## [Objective]
What do the lines say from the one containing "Transcribe the text in this document." to the end of the records? Restate them word for word, and only those.

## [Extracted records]
================================
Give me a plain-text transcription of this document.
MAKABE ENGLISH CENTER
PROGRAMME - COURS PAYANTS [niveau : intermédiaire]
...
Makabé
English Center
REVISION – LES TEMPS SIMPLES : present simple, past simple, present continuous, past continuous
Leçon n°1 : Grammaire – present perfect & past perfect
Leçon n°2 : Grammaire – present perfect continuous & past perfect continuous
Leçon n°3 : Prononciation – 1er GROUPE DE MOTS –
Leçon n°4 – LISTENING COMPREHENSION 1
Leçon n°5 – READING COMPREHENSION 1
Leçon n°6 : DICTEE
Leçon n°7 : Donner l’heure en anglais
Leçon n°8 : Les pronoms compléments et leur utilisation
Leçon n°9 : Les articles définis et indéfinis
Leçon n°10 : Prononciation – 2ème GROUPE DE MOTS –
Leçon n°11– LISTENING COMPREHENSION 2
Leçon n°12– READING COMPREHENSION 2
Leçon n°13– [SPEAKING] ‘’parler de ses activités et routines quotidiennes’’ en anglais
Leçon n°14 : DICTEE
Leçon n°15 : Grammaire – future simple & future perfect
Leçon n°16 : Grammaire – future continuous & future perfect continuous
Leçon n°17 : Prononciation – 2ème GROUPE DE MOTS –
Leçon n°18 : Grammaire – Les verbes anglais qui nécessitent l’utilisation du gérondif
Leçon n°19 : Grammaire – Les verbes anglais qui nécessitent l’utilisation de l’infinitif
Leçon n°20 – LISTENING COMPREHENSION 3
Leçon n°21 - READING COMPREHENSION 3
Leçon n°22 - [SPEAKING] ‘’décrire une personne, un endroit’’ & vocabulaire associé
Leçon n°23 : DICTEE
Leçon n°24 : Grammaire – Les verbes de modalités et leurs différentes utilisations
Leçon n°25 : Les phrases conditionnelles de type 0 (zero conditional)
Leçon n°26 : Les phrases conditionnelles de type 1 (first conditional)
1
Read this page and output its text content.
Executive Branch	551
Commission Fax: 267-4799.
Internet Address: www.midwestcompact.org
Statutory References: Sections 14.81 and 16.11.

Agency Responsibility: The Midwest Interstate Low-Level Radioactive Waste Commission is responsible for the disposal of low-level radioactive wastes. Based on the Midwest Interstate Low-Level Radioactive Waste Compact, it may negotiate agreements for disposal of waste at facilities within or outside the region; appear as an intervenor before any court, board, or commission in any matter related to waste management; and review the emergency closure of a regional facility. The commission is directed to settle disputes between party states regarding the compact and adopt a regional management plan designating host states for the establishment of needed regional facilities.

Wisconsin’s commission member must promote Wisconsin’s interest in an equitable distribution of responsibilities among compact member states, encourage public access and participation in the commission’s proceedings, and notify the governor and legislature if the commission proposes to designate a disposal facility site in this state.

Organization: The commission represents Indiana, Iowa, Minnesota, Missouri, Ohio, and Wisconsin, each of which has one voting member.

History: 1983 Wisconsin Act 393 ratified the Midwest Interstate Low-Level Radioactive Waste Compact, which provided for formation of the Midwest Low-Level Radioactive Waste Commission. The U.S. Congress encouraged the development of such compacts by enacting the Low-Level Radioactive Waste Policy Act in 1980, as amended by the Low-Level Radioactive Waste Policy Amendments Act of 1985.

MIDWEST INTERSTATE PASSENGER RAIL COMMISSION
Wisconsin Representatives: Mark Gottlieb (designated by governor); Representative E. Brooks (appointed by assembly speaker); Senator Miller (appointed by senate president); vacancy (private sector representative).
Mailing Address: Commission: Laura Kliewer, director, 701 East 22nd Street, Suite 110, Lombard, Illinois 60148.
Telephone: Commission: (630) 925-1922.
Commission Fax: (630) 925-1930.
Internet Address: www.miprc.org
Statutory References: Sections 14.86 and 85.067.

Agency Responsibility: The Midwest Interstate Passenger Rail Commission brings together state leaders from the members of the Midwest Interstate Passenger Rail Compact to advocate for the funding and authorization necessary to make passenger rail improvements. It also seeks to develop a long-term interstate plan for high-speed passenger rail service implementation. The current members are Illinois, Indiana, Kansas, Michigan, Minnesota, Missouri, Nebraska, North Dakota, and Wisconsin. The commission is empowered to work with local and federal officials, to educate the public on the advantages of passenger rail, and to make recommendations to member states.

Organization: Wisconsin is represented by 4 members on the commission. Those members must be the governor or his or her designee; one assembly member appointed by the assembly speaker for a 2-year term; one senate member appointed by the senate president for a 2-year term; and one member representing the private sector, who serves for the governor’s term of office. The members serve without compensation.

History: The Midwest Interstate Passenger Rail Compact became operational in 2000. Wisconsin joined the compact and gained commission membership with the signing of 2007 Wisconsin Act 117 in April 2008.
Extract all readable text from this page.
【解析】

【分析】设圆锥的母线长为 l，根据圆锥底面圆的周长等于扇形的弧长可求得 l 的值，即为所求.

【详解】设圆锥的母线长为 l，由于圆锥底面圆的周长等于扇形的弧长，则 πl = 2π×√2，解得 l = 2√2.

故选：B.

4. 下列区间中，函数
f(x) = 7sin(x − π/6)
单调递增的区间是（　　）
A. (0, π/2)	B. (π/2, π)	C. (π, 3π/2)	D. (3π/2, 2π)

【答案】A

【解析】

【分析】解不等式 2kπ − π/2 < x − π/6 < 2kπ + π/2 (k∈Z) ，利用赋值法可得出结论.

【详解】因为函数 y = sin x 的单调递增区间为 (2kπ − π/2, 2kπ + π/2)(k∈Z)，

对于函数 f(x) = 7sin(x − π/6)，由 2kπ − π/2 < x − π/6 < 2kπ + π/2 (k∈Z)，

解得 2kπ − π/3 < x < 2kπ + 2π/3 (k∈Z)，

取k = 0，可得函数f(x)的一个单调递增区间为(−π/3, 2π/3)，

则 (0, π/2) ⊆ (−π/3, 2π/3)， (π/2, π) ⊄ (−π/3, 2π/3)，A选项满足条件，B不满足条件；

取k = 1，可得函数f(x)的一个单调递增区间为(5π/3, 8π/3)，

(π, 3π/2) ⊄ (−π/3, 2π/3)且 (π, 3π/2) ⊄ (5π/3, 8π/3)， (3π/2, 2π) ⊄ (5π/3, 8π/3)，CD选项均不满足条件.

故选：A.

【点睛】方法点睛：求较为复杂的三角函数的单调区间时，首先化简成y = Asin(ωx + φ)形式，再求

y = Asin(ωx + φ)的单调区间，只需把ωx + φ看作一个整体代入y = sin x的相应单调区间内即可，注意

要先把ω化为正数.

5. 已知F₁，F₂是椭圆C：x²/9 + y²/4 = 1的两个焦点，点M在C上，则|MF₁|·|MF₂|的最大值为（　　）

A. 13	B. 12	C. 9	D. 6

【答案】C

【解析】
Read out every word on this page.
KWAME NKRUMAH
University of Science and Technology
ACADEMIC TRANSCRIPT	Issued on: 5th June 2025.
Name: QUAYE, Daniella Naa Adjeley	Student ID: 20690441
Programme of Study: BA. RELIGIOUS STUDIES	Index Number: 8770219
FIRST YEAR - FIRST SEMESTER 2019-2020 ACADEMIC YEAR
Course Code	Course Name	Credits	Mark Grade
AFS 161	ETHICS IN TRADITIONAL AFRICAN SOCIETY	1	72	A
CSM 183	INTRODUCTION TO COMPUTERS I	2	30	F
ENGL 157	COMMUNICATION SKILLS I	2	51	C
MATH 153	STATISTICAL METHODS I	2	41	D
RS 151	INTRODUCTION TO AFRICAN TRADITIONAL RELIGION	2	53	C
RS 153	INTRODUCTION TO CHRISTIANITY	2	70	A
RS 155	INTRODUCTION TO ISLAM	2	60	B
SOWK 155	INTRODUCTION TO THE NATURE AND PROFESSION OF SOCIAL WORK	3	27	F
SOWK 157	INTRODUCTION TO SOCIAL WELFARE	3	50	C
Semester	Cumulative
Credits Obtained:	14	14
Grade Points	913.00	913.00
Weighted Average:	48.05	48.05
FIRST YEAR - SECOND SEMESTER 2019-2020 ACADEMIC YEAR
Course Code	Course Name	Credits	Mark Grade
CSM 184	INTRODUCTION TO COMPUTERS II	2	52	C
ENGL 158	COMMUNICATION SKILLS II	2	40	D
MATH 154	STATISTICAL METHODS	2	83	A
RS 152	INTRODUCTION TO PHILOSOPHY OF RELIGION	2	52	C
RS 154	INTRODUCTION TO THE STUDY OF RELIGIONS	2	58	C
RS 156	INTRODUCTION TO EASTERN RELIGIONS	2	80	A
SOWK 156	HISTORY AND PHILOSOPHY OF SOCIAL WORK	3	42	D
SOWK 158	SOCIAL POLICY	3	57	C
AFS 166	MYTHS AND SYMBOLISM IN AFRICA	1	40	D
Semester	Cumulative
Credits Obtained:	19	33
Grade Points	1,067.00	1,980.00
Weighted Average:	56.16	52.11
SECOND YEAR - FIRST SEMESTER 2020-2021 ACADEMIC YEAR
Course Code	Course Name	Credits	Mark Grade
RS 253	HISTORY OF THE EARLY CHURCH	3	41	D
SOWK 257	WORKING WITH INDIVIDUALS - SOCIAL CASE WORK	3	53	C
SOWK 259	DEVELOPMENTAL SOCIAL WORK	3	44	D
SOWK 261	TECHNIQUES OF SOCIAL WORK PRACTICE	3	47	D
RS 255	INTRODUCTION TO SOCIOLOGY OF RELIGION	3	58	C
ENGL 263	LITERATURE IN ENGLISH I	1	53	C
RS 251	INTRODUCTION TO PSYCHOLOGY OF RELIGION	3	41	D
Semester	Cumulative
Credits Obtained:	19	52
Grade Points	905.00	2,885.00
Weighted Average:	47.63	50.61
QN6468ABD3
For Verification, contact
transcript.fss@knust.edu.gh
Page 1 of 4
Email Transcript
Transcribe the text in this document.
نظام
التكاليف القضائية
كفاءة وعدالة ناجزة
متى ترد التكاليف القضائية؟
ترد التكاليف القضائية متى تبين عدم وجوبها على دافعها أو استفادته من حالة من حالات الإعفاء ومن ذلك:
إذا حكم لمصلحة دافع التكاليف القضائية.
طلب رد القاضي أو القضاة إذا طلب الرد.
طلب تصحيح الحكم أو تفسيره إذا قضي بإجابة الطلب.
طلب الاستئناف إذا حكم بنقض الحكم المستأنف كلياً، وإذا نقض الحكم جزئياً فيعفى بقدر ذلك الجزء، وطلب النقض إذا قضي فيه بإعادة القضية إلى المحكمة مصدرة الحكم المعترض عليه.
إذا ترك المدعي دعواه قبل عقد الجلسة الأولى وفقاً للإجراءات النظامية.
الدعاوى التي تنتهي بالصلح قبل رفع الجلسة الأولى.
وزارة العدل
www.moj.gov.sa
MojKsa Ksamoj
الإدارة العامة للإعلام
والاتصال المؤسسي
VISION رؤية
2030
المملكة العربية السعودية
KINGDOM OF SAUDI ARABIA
================================
## [Worked solution]
Transcribe the text in this document.
نظام
التكاليف القضائية
كفاءة وعدالة ناجزة
متى ترد التكاليف القضائية؟
ترد التكاليف القضائية متى تبين عدم وجوبها على دافعها أو استفادته من حالة من حالات الإعفاء ومن ذلك:
إذا حكم لمصلحة دافع التكاليف القضائية.
طلب رد القاضي أو القضاة إذا طلب الرد.
طلب تصحيح الحكم أو تفسيره إذا قضي بإجابة الطلب.
طلب الاستئناف إذا حكم بنقض الحكم المستأنف كلياً، وإذا نقض الحكم جزئياً فيعفى بقدر ذلك الجزء، وطلب النقض إذا قضي فيه بإعادة القضية إلى المحكمة مصدرة الحكم المعترض عليه.
إذا ترك المدعي دعواه قبل عقد الجلسة الأولى وفقاً للإجراءات النظامية.
الدعاوى التي تنتهي بالصلح قبل رفع الجلسة الأولى.
وزارة العدل
www.moj.gov.sa
MojKsa Ksamoj
الإدارة العامة للإعلام
والاتصال المؤسسي
VISION رؤية
2030
المملكة العربية السعودية
KINGDOM OF SAUDI ARABIA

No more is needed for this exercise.